__PROBLEM DETAILS__
Retype the data that follows line by line, exactly, and leave its pictures out.
################
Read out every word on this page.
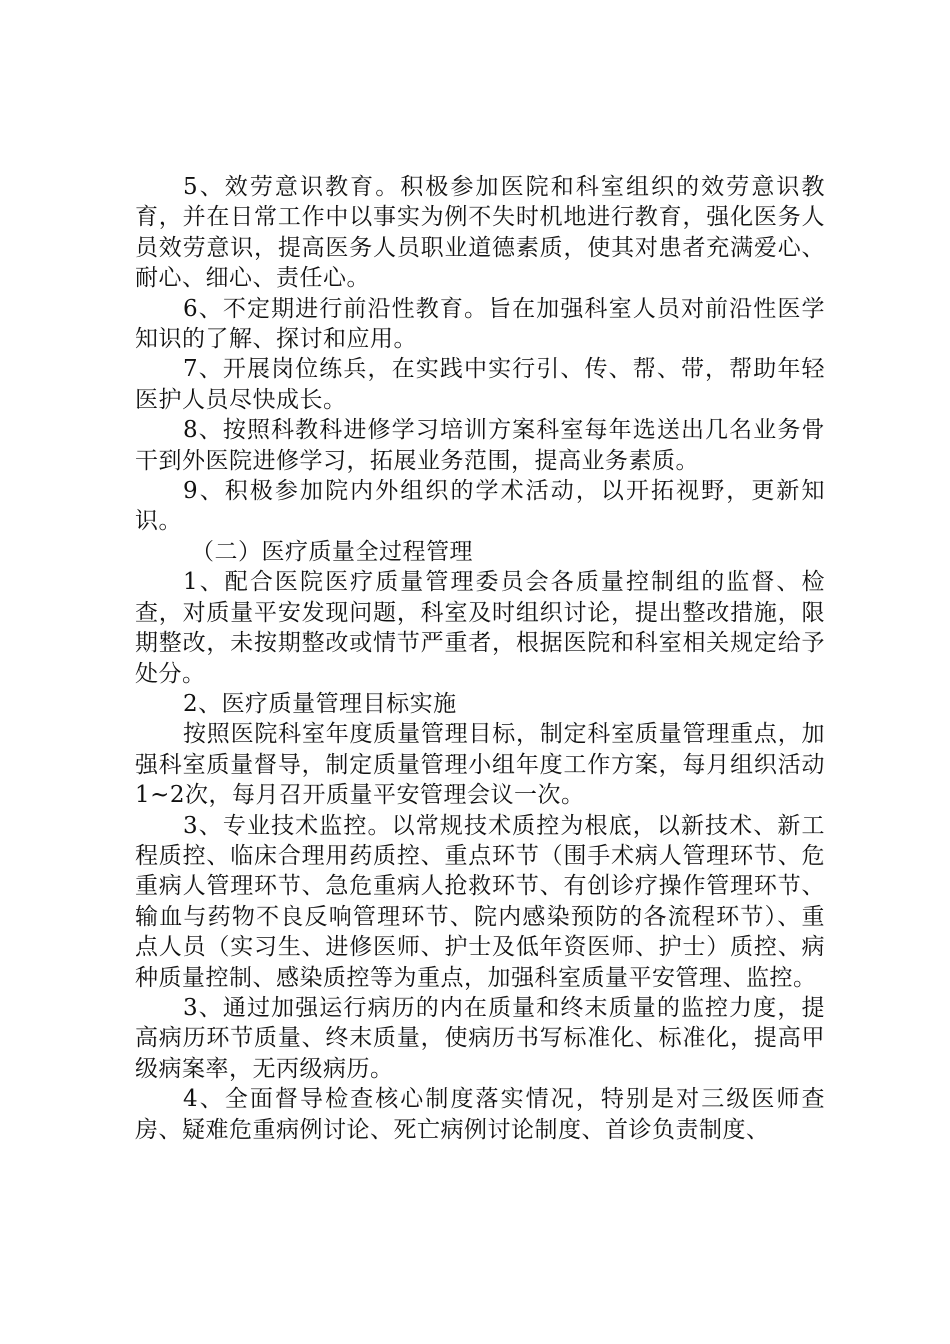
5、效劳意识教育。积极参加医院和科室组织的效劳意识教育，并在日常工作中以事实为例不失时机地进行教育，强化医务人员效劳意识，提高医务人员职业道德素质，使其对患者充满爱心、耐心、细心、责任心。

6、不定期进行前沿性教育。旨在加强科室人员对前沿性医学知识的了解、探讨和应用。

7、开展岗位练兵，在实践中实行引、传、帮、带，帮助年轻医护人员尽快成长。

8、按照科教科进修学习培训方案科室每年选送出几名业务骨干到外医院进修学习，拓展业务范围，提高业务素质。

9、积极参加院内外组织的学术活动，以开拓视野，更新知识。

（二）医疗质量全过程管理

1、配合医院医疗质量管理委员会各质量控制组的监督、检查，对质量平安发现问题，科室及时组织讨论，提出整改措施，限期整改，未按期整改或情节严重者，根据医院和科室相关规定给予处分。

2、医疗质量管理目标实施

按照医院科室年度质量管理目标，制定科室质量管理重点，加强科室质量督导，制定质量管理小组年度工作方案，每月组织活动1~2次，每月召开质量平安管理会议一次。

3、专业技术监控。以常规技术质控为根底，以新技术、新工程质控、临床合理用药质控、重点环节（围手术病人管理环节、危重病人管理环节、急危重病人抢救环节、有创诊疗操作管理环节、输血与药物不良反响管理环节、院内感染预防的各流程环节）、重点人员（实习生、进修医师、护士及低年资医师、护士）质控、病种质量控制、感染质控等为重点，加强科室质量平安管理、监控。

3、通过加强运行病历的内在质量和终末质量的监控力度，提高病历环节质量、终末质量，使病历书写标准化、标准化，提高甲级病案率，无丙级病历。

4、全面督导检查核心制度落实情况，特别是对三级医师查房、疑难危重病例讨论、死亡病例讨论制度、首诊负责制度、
################
__COMPLETED EXERCISE__
Read out every word on this page.
5、效劳意识教育。积极参加医院和科室组织的效劳意识教育，并在日常工作中以事实为例不失时机地进行教育，强化医务人员效劳意识，提高医务人员职业道德素质，使其对患者充满爱心、耐心、细心、责任心。

6、不定期进行前沿性教育。旨在加强科室人员对前沿性医学知识的了解、探讨和应用。

7、开展岗位练兵，在实践中实行引、传、帮、带，帮助年轻医护人员尽快成长。

8、按照科教科进修学习培训方案科室每年选送出几名业务骨干到外医院进修学习，拓展业务范围，提高业务素质。

9、积极参加院内外组织的学术活动，以开拓视野，更新知识。

（二）医疗质量全过程管理

1、配合医院医疗质量管理委员会各质量控制组的监督、检查，对质量平安发现问题，科室及时组织讨论，提出整改措施，限期整改，未按期整改或情节严重者，根据医院和科室相关规定给予处分。

2、医疗质量管理目标实施

按照医院科室年度质量管理目标，制定科室质量管理重点，加强科室质量督导，制定质量管理小组年度工作方案，每月组织活动1~2次，每月召开质量平安管理会议一次。

3、专业技术监控。以常规技术质控为根底，以新技术、新工程质控、临床合理用药质控、重点环节（围手术病人管理环节、危重病人管理环节、急危重病人抢救环节、有创诊疗操作管理环节、输血与药物不良反响管理环节、院内感染预防的各流程环节）、重点人员（实习生、进修医师、护士及低年资医师、护士）质控、病种质量控制、感染质控等为重点，加强科室质量平安管理、监控。

3、通过加强运行病历的内在质量和终末质量的监控力度，提高病历环节质量、终末质量，使病历书写标准化、标准化，提高甲级病案率，无丙级病历。

4、全面督导检查核心制度落实情况，特别是对三级医师查房、疑难危重病例讨论、死亡病例讨论制度、首诊负责制度、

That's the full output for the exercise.